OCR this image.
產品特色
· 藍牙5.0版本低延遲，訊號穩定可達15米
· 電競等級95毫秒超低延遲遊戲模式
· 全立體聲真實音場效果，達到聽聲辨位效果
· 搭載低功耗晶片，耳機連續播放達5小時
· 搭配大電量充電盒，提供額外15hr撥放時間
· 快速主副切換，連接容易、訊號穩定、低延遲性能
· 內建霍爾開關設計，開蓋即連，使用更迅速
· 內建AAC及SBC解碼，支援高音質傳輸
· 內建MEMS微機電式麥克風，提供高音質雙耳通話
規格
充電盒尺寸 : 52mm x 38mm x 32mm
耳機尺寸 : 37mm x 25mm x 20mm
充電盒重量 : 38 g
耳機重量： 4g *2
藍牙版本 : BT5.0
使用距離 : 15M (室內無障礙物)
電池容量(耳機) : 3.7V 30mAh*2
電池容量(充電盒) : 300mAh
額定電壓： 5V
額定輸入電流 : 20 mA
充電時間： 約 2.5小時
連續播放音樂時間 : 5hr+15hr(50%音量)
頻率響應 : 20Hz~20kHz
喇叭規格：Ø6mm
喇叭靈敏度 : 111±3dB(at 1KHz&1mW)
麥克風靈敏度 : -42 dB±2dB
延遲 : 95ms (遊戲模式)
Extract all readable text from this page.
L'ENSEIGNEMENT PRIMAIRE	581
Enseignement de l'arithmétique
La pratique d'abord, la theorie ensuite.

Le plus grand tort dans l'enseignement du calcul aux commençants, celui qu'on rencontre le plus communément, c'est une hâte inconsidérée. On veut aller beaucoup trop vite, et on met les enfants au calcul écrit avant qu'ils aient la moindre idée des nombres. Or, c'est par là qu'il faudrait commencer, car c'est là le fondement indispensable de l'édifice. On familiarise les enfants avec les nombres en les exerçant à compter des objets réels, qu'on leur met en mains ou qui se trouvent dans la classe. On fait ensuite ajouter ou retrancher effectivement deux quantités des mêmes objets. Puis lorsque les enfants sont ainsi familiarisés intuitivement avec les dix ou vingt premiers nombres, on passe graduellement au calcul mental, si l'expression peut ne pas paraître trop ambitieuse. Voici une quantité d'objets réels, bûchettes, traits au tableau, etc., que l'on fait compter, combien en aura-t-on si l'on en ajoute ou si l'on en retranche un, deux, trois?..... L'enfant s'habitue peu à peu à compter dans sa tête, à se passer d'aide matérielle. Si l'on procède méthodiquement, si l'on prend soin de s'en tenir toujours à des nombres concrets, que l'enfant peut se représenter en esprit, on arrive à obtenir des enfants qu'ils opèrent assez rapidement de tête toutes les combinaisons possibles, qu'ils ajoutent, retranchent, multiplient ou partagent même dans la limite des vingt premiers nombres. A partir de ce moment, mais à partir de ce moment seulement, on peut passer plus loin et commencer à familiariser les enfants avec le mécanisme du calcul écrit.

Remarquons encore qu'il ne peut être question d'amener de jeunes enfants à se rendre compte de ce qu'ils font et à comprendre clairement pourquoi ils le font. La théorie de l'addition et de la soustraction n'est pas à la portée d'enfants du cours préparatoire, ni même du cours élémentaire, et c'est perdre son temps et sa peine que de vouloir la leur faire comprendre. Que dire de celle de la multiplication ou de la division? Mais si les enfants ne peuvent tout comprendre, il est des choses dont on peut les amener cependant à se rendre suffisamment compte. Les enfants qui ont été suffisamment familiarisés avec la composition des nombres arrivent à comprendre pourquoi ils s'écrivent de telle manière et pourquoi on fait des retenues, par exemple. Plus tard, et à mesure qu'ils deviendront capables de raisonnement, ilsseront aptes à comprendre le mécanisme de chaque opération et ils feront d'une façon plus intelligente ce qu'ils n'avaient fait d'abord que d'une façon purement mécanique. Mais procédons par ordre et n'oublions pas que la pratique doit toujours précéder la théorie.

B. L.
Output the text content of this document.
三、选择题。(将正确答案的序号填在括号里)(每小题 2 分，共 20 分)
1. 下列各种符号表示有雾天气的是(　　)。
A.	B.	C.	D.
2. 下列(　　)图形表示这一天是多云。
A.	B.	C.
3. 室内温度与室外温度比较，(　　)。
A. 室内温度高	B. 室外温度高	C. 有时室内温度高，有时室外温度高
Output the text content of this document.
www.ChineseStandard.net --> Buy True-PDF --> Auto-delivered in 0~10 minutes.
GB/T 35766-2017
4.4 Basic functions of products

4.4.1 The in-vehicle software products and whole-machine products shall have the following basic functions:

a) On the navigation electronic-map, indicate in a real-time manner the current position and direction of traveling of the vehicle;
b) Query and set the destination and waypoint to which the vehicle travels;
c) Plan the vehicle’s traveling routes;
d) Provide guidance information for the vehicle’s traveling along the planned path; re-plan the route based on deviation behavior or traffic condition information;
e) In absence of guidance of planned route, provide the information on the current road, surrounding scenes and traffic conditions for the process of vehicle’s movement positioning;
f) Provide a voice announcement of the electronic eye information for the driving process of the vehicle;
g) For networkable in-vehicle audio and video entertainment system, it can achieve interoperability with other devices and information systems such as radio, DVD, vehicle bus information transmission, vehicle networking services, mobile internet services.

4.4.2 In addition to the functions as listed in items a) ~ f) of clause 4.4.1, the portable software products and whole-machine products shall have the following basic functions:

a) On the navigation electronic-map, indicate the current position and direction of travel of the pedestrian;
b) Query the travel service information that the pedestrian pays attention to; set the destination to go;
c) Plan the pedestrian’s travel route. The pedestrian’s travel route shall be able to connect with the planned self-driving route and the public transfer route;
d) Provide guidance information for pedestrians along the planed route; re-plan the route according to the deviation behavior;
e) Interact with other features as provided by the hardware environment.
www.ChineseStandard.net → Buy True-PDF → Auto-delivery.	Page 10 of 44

■ ■ ■ ■

- _The problem_
Among the entries above, how many lines include the word "products"? Reply with the number only.

- _Written solution_
3